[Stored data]
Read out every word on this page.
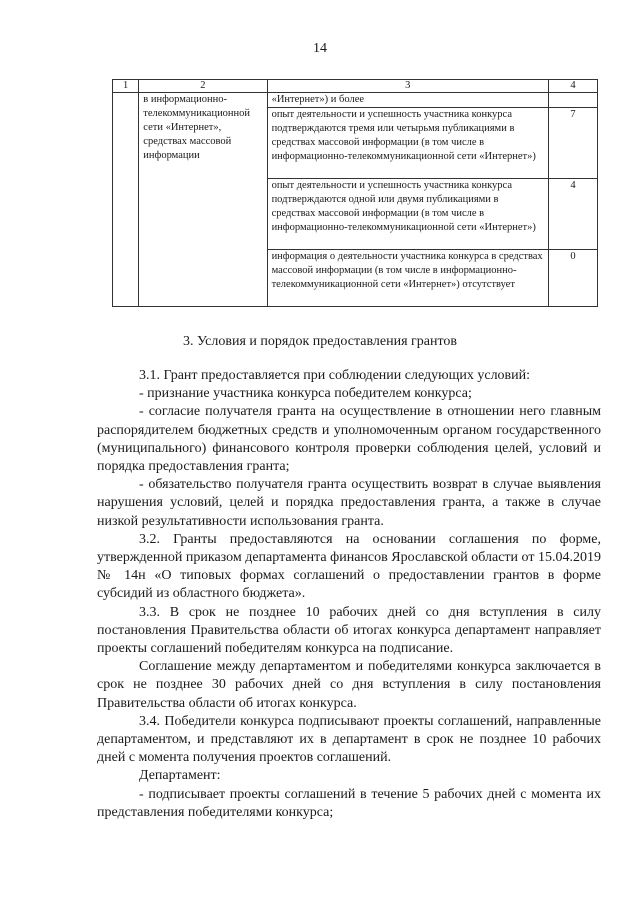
14
1	2	3	4
	в информационно-телекоммуникационной сети «Интернет», средствах массовой информации	«Интернет») и более	
		опыт деятельности и успешность участника конкурса подтверждаются тремя или четырьмя публикациями в средствах массовой информации (в том числе в информационно-телекоммуникационной сети «Интернет»)	7
		опыт деятельности и успешность участника конкурса подтверждаются одной или двумя публикациями в средствах массовой информации (в том числе в информационно-телекоммуникационной сети «Интернет»)	4
		информация о деятельности участника конкурса в средствах массовой информации (в том числе в информационно-телекоммуникационной сети «Интернет») отсутствует	0
3. Условия и порядок предоставления грантов

3.1. Грант предоставляется при соблюдении следующих условий:

- признание участника конкурса победителем конкурса;

- согласие получателя гранта на осуществление в отношении него главным распорядителем бюджетных средств и уполномоченным органом государственного (муниципального) финансового контроля проверки соблюдения целей, условий и порядка предоставления гранта;

- обязательство получателя гранта осуществить возврат в случае выявления нарушения условий, целей и порядка предоставления гранта, а также в случае низкой результативности использования гранта.

3.2. Гранты предоставляются на основании соглашения по форме, утвержденной приказом департамента финансов Ярославской области от 15.04.2019 № 14н «О типовых формах соглашений о предоставлении грантов в форме субсидий из областного бюджета».

3.3. В срок не позднее 10 рабочих дней со дня вступления в силу постановления Правительства области об итогах конкурса департамент направляет проекты соглашений победителям конкурса на подписание.

Соглашение между департаментом и победителями конкурса заключается в срок не позднее 30 рабочих дней со дня вступления в силу постановления Правительства области об итогах конкурса.

3.4. Победители конкурса подписывают проекты соглашений, направленные департаментом, и представляют их в департамент в срок не позднее 10 рабочих дней с момента получения проектов соглашений.

Департамент:

- подписывает проекты соглашений в течение 5 рабочих дней с момента их представления победителями конкурса;
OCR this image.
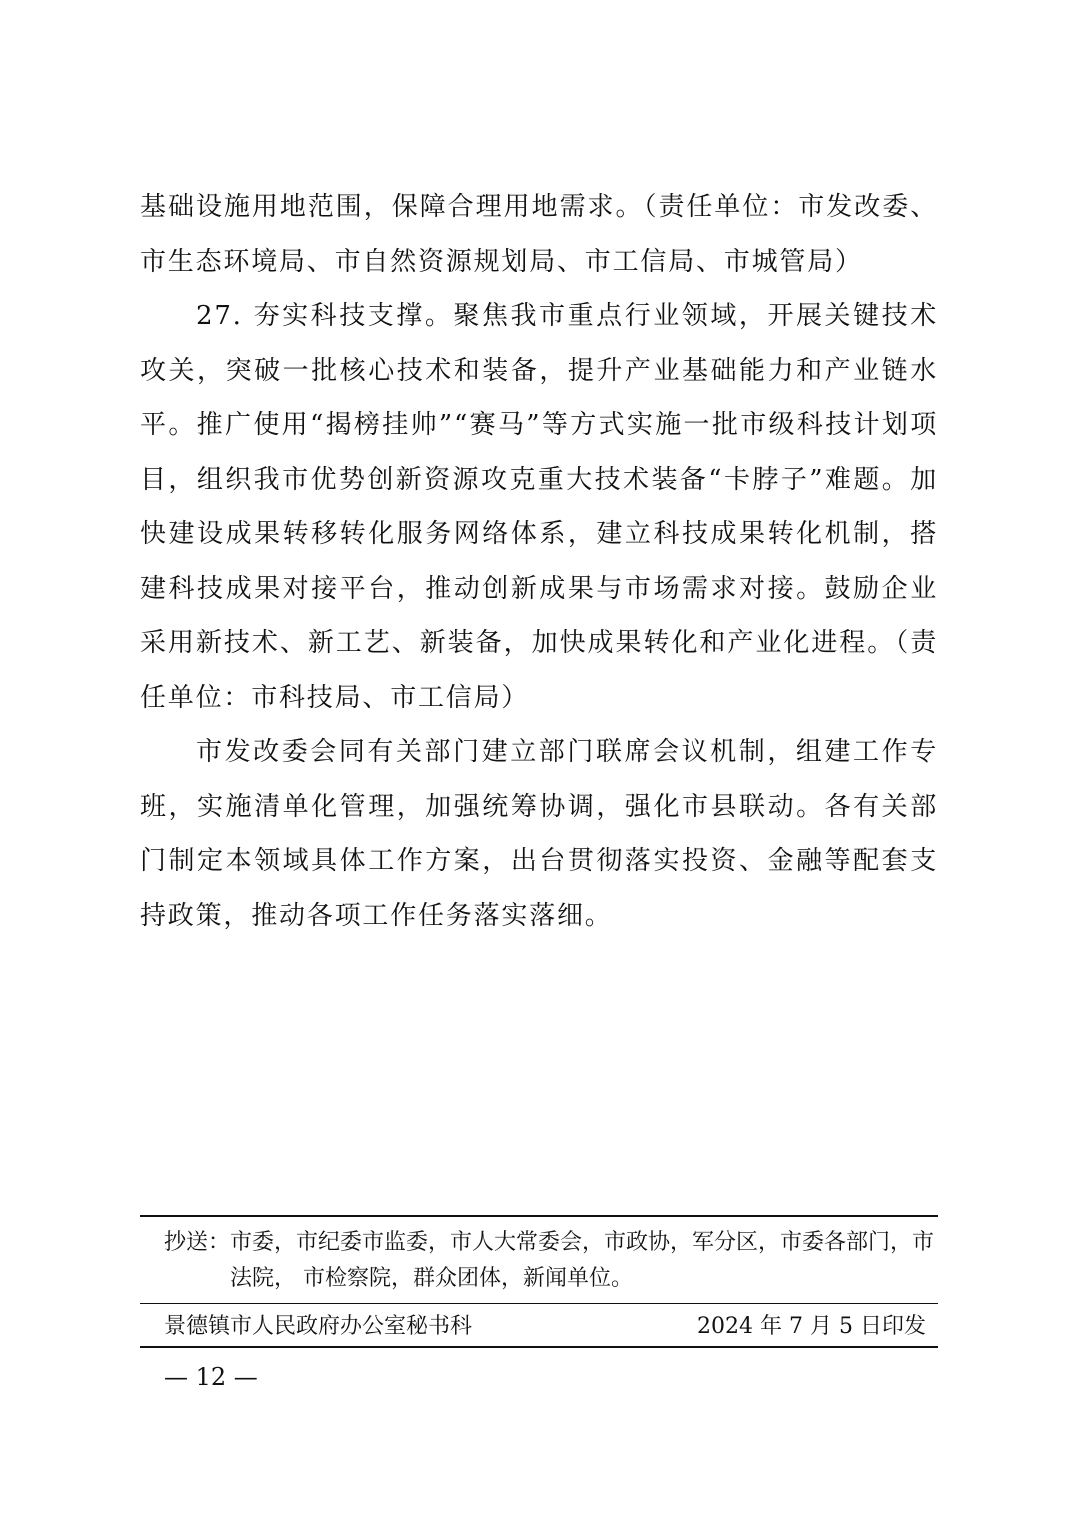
基础设施用地范围，保障合理用地需求。（责任单位：市发改委、市生态环境局、市自然资源规划局、市工信局、市城管局）

27. 夯实科技支撑。聚焦我市重点行业领域，开展关键技术攻关，突破一批核心技术和装备，提升产业基础能力和产业链水平。推广使用“揭榜挂帅”“赛马”等方式实施一批市级科技计划项目，组织我市优势创新资源攻克重大技术装备“卡脖子”难题。加快建设成果转移转化服务网络体系，建立科技成果转化机制，搭建科技成果对接平台，推动创新成果与市场需求对接。鼓励企业采用新技术、新工艺、新装备，加快成果转化和产业化进程。（责任单位：市科技局、市工信局）

市发改委会同有关部门建立部门联席会议机制，组建工作专班，实施清单化管理，加强统筹协调，强化市县联动。各有关部门制定本领域具体工作方案，出台贯彻落实投资、金融等配套支持政策，推动各项工作任务落实落细。

抄送： 市委，市纪委市监委，市人大常委会，市政协，军分区，市委各部门，市法院， 市检察院，群众团体，新闻单位。
景德镇市人民政府办公室秘书科	2024 年 7 月 5 日印发
— 12 —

PROBLEM DESCRIPTION:
Filter the entries down to the lines containing "деятельности". Copy each of those lines.

RESULT OF THE EXERCISE:
		опыт деятельности и успешность участника конкурса подтверждаются тремя или четырьмя публикациями в средствах массовой информации (в том числе в информационно-телекоммуникационной сети «Интернет»)	7
		опыт деятельности и успешность участника конкурса подтверждаются одной или двумя публикациями в средствах массовой информации (в том числе в информационно-телекоммуникационной сети «Интернет»)	4
		информация о деятельности участника конкурса в средствах массовой информации (в том числе в информационно-телекоммуникационной сети «Интернет») отсутствует	0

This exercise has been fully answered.